Dataset records:
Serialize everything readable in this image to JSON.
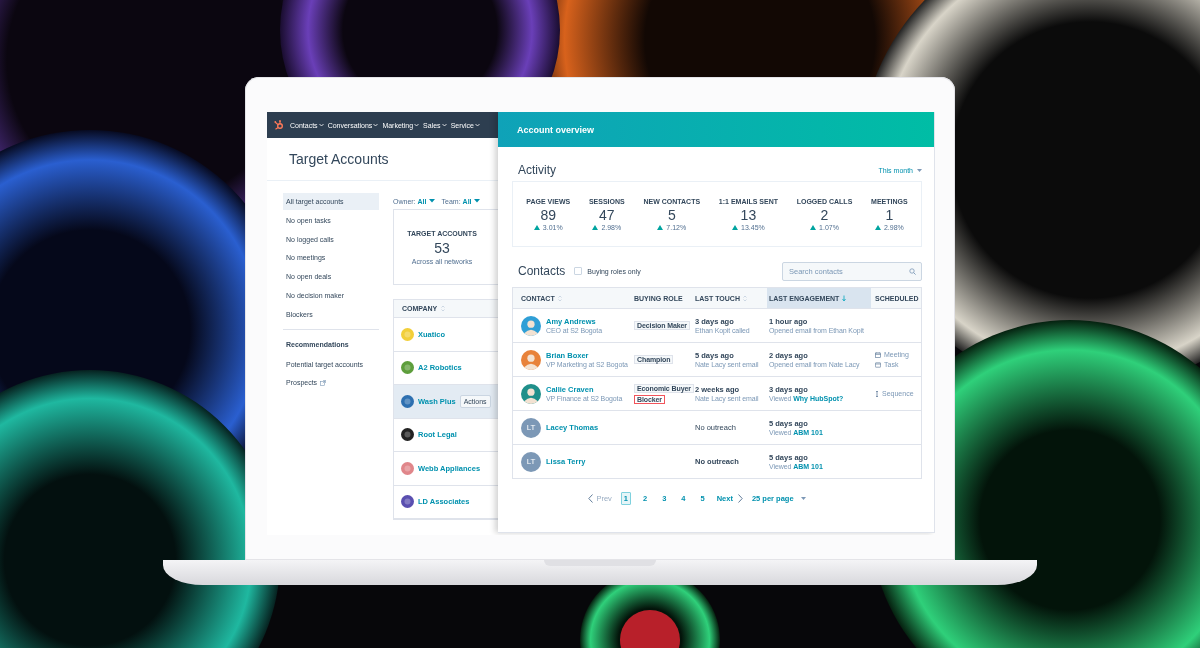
{
  "nav": {
    "items": [
      {
        "label": "Contacts"
      },
      {
        "label": "Conversations"
      },
      {
        "label": "Marketing"
      },
      {
        "label": "Sales"
      },
      {
        "label": "Service"
      }
    ]
  },
  "page_title": "Target Accounts",
  "sidebar": {
    "items": [
      {
        "label": "All target accounts",
        "selected": true
      },
      {
        "label": "No open tasks",
        "selected": false
      },
      {
        "label": "No logged calls",
        "selected": false
      },
      {
        "label": "No meetings",
        "selected": false
      },
      {
        "label": "No open deals",
        "selected": false
      },
      {
        "label": "No decision maker",
        "selected": false
      },
      {
        "label": "Blockers",
        "selected": false
      }
    ],
    "section_title": "Recommendations",
    "recommendations": [
      {
        "label": "Potential target accounts",
        "external": false
      },
      {
        "label": "Prospects",
        "external": true
      }
    ]
  },
  "filters": [
    {
      "label": "Owner:",
      "value": "All"
    },
    {
      "label": "Team:",
      "value": "All"
    }
  ],
  "summary_card": {
    "title": "TARGET ACCOUNTS",
    "value": "53",
    "caption": "Across all networks"
  },
  "companies": {
    "column": "COMPANY",
    "rows": [
      {
        "name": "Xuatico",
        "color": "#f2cf3a",
        "hovered": false
      },
      {
        "name": "A2 Robotics",
        "color": "#5e9e3c",
        "hovered": false
      },
      {
        "name": "Wash Plus",
        "color": "#2d6fb0",
        "hovered": true,
        "action": "Actions"
      },
      {
        "name": "Root Legal",
        "color": "#222222",
        "hovered": false
      },
      {
        "name": "Webb Appliances",
        "color": "#e0868a",
        "hovered": false
      },
      {
        "name": "LD Associates",
        "color": "#5a4fb0",
        "hovered": false
      }
    ]
  },
  "panel": {
    "title": "Account overview",
    "activity_title": "Activity",
    "period": "This month",
    "stats": [
      {
        "label": "PAGE VIEWS",
        "value": "89",
        "change": "3.01%"
      },
      {
        "label": "SESSIONS",
        "value": "47",
        "change": "2.98%"
      },
      {
        "label": "NEW CONTACTS",
        "value": "5",
        "change": "7.12%"
      },
      {
        "label": "1:1 EMAILS SENT",
        "value": "13",
        "change": "13.45%"
      },
      {
        "label": "LOGGED CALLS",
        "value": "2",
        "change": "1.07%"
      },
      {
        "label": "MEETINGS",
        "value": "1",
        "change": "2.98%"
      }
    ],
    "contacts_title": "Contacts",
    "buying_filter": {
      "label": "Buying roles only",
      "checked": false
    },
    "search": {
      "placeholder": "Search contacts"
    },
    "columns": [
      {
        "label": "CONTACT",
        "kind": "sortable",
        "selected": false
      },
      {
        "label": "BUYING ROLE",
        "kind": "plain",
        "selected": false
      },
      {
        "label": "LAST TOUCH",
        "kind": "sortable",
        "selected": false
      },
      {
        "label": "LAST ENGAGEMENT",
        "kind": "sorted",
        "selected": true
      },
      {
        "label": "SCHEDULED",
        "kind": "plain",
        "selected": false
      }
    ],
    "rows": [
      {
        "name": "Amy Andrews",
        "title": "CEO at S2 Bogota",
        "color": "#2f9fd6",
        "roles": [
          {
            "label": "Decision Maker",
            "kind": "normal"
          }
        ],
        "last_touch": {
          "main": "3 days ago",
          "sub": "Ethan Kopit called"
        },
        "last_engagement": {
          "main": "1 hour ago",
          "sub": "Opened email from Ethan Kopit"
        },
        "scheduled": []
      },
      {
        "name": "Brian Boxer",
        "title": "VP Marketing at S2 Bogota",
        "color": "#e8823a",
        "roles": [
          {
            "label": "Champion",
            "kind": "normal"
          }
        ],
        "last_touch": {
          "main": "5 days ago",
          "sub": "Nate Lacy sent email"
        },
        "last_engagement": {
          "main": "2 days ago",
          "sub": "Opened email from Nate Lacy"
        },
        "scheduled": [
          {
            "kind": "meeting",
            "label": "Meeting"
          },
          {
            "kind": "task",
            "label": "Task"
          }
        ]
      },
      {
        "name": "Callie Craven",
        "title": "VP Finance at S2 Bogota",
        "color": "#1f8f8a",
        "roles": [
          {
            "label": "Economic Buyer",
            "kind": "normal"
          },
          {
            "label": "Blocker",
            "kind": "blocker"
          }
        ],
        "last_touch": {
          "main": "2 weeks ago",
          "sub": "Nate Lacy sent email"
        },
        "last_engagement": {
          "main": "3 days ago",
          "sub": "Viewed",
          "link": "Why HubSpot?"
        },
        "scheduled": [
          {
            "kind": "sequence",
            "label": "Sequence"
          }
        ]
      },
      {
        "name": "Lacey Thomas",
        "kind": "initials",
        "initials": "LT",
        "color": "#7c98b6",
        "roles": [],
        "last_touch": {
          "main": "No outreach",
          "bold": false
        },
        "last_engagement": {
          "main": "5 days ago",
          "sub": "Viewed",
          "link": "ABM 101"
        },
        "scheduled": []
      },
      {
        "name": "Lissa Terry",
        "kind": "initials",
        "initials": "LT",
        "color": "#7c98b6",
        "roles": [],
        "last_touch": {
          "main": "No outreach",
          "bold": true
        },
        "last_engagement": {
          "main": "5 days ago",
          "sub": "Viewed",
          "link": "ABM 101"
        },
        "scheduled": []
      }
    ],
    "pagination": {
      "prev": "Prev",
      "pages": [
        {
          "label": "1",
          "selected": true
        },
        {
          "label": "2",
          "selected": false
        },
        {
          "label": "3",
          "selected": false
        },
        {
          "label": "4",
          "selected": false
        },
        {
          "label": "5",
          "selected": false
        }
      ],
      "next": "Next",
      "per_page": "25 per page"
    }
  }
}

### EXERCISE INSTRUCTIONS
Retype the listing exactly. Pictures do not belong in the copy.

### FULL RESPONSE
Serialize everything readable in this image to JSON.
{
  "nav": {
    "items": [
      {
        "label": "Contacts"
      },
      {
        "label": "Conversations"
      },
      {
        "label": "Marketing"
      },
      {
        "label": "Sales"
      },
      {
        "label": "Service"
      }
    ]
  },
  "page_title": "Target Accounts",
  "sidebar": {
    "items": [
      {
        "label": "All target accounts",
        "selected": true
      },
      {
        "label": "No open tasks",
        "selected": false
      },
      {
        "label": "No logged calls",
        "selected": false
      },
      {
        "label": "No meetings",
        "selected": false
      },
      {
        "label": "No open deals",
        "selected": false
      },
      {
        "label": "No decision maker",
        "selected": false
      },
      {
        "label": "Blockers",
        "selected": false
      }
    ],
    "section_title": "Recommendations",
    "recommendations": [
      {
        "label": "Potential target accounts",
        "external": false
      },
      {
        "label": "Prospects",
        "external": true
      }
    ]
  },
  "filters": [
    {
      "label": "Owner:",
      "value": "All"
    },
    {
      "label": "Team:",
      "value": "All"
    }
  ],
  "summary_card": {
    "title": "TARGET ACCOUNTS",
    "value": "53",
    "caption": "Across all networks"
  },
  "companies": {
    "column": "COMPANY",
    "rows": [
      {
        "name": "Xuatico",
        "color": "#f2cf3a",
        "hovered": false
      },
      {
        "name": "A2 Robotics",
        "color": "#5e9e3c",
        "hovered": false
      },
      {
        "name": "Wash Plus",
        "color": "#2d6fb0",
        "hovered": true,
        "action": "Actions"
      },
      {
        "name": "Root Legal",
        "color": "#222222",
        "hovered": false
      },
      {
        "name": "Webb Appliances",
        "color": "#e0868a",
        "hovered": false
      },
      {
        "name": "LD Associates",
        "color": "#5a4fb0",
        "hovered": false
      }
    ]
  },
  "panel": {
    "title": "Account overview",
    "activity_title": "Activity",
    "period": "This month",
    "stats": [
      {
        "label": "PAGE VIEWS",
        "value": "89",
        "change": "3.01%"
      },
      {
        "label": "SESSIONS",
        "value": "47",
        "change": "2.98%"
      },
      {
        "label": "NEW CONTACTS",
        "value": "5",
        "change": "7.12%"
      },
      {
        "label": "1:1 EMAILS SENT",
        "value": "13",
        "change": "13.45%"
      },
      {
        "label": "LOGGED CALLS",
        "value": "2",
        "change": "1.07%"
      },
      {
        "label": "MEETINGS",
        "value": "1",
        "change": "2.98%"
      }
    ],
    "contacts_title": "Contacts",
    "buying_filter": {
      "label": "Buying roles only",
      "checked": false
    },
    "search": {
      "placeholder": "Search contacts"
    },
    "columns": [
      {
        "label": "CONTACT",
        "kind": "sortable",
        "selected": false
      },
      {
        "label": "BUYING ROLE",
        "kind": "plain",
        "selected": false
      },
      {
        "label": "LAST TOUCH",
        "kind": "sortable",
        "selected": false
      },
      {
        "label": "LAST ENGAGEMENT",
        "kind": "sorted",
        "selected": true
      },
      {
        "label": "SCHEDULED",
        "kind": "plain",
        "selected": false
      }
    ],
    "rows": [
      {
        "name": "Amy Andrews",
        "title": "CEO at S2 Bogota",
        "color": "#2f9fd6",
        "roles": [
          {
            "label": "Decision Maker",
            "kind": "normal"
          }
        ],
        "last_touch": {
          "main": "3 days ago",
          "sub": "Ethan Kopit called"
        },
        "last_engagement": {
          "main": "1 hour ago",
          "sub": "Opened email from Ethan Kopit"
        },
        "scheduled": []
      },
      {
        "name": "Brian Boxer",
        "title": "VP Marketing at S2 Bogota",
        "color": "#e8823a",
        "roles": [
          {
            "label": "Champion",
            "kind": "normal"
          }
        ],
        "last_touch": {
          "main": "5 days ago",
          "sub": "Nate Lacy sent email"
        },
        "last_engagement": {
          "main": "2 days ago",
          "sub": "Opened email from Nate Lacy"
        },
        "scheduled": [
          {
            "kind": "meeting",
            "label": "Meeting"
          },
          {
            "kind": "task",
            "label": "Task"
          }
        ]
      },
      {
        "name": "Callie Craven",
        "title": "VP Finance at S2 Bogota",
        "color": "#1f8f8a",
        "roles": [
          {
            "label": "Economic Buyer",
            "kind": "normal"
          },
          {
            "label": "Blocker",
            "kind": "blocker"
          }
        ],
        "last_touch": {
          "main": "2 weeks ago",
          "sub": "Nate Lacy sent email"
        },
        "last_engagement": {
          "main": "3 days ago",
          "sub": "Viewed",
          "link": "Why HubSpot?"
        },
        "scheduled": [
          {
            "kind": "sequence",
            "label": "Sequence"
          }
        ]
      },
      {
        "name": "Lacey Thomas",
        "kind": "initials",
        "initials": "LT",
        "color": "#7c98b6",
        "roles": [],
        "last_touch": {
          "main": "No outreach",
          "bold": false
        },
        "last_engagement": {
          "main": "5 days ago",
          "sub": "Viewed",
          "link": "ABM 101"
        },
        "scheduled": []
      },
      {
        "name": "Lissa Terry",
        "kind": "initials",
        "initials": "LT",
        "color": "#7c98b6",
        "roles": [],
        "last_touch": {
          "main": "No outreach",
          "bold": true
        },
        "last_engagement": {
          "main": "5 days ago",
          "sub": "Viewed",
          "link": "ABM 101"
        },
        "scheduled": []
      }
    ],
    "pagination": {
      "prev": "Prev",
      "pages": [
        {
          "label": "1",
          "selected": true
        },
        {
          "label": "2",
          "selected": false
        },
        {
          "label": "3",
          "selected": false
        },
        {
          "label": "4",
          "selected": false
        },
        {
          "label": "5",
          "selected": false
        }
      ],
      "next": "Next",
      "per_page": "25 per page"
    }
  }
}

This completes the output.